* _AIM OF THE EXERCISE_
Output the data below in full, character for character.

....

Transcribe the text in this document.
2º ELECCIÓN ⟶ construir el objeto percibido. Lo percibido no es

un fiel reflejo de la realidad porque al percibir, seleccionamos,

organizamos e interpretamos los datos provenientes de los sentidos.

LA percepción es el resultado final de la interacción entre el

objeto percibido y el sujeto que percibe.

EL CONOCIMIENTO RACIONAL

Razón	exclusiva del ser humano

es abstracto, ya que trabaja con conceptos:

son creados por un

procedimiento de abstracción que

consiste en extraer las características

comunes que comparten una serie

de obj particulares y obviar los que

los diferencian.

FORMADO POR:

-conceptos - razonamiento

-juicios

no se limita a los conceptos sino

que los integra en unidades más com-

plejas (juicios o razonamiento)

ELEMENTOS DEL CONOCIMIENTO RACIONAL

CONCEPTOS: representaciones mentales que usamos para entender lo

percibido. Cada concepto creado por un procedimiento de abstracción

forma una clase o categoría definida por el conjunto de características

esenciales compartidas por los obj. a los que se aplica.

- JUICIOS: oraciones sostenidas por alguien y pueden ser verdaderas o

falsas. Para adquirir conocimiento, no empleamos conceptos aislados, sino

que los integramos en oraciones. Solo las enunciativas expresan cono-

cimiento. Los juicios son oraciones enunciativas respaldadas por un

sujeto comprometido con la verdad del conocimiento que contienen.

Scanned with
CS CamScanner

....

* _FINISHED ANSWER_
Transcribe the text in this document.
2º ELECCIÓN ⟶ construir el objeto percibido. Lo percibido no es

un fiel reflejo de la realidad porque al percibir, seleccionamos,

organizamos e interpretamos los datos provenientes de los sentidos.

LA percepción es el resultado final de la interacción entre el

objeto percibido y el sujeto que percibe.

EL CONOCIMIENTO RACIONAL

Razón	exclusiva del ser humano

es abstracto, ya que trabaja con conceptos:

son creados por un

procedimiento de abstracción que

consiste en extraer las características

comunes que comparten una serie

de obj particulares y obviar los que

los diferencian.

FORMADO POR:

-conceptos - razonamiento

-juicios

no se limita a los conceptos sino

que los integra en unidades más com-

plejas (juicios o razonamiento)

ELEMENTOS DEL CONOCIMIENTO RACIONAL

CONCEPTOS: representaciones mentales que usamos para entender lo

percibido. Cada concepto creado por un procedimiento de abstracción

forma una clase o categoría definida por el conjunto de características

esenciales compartidas por los obj. a los que se aplica.

- JUICIOS: oraciones sostenidas por alguien y pueden ser verdaderas o

falsas. Para adquirir conocimiento, no empleamos conceptos aislados, sino

que los integramos en oraciones. Solo las enunciativas expresan cono-

cimiento. Los juicios son oraciones enunciativas respaldadas por un

sujeto comprometido con la verdad del conocimiento que contienen.

Scanned with
CS CamScanner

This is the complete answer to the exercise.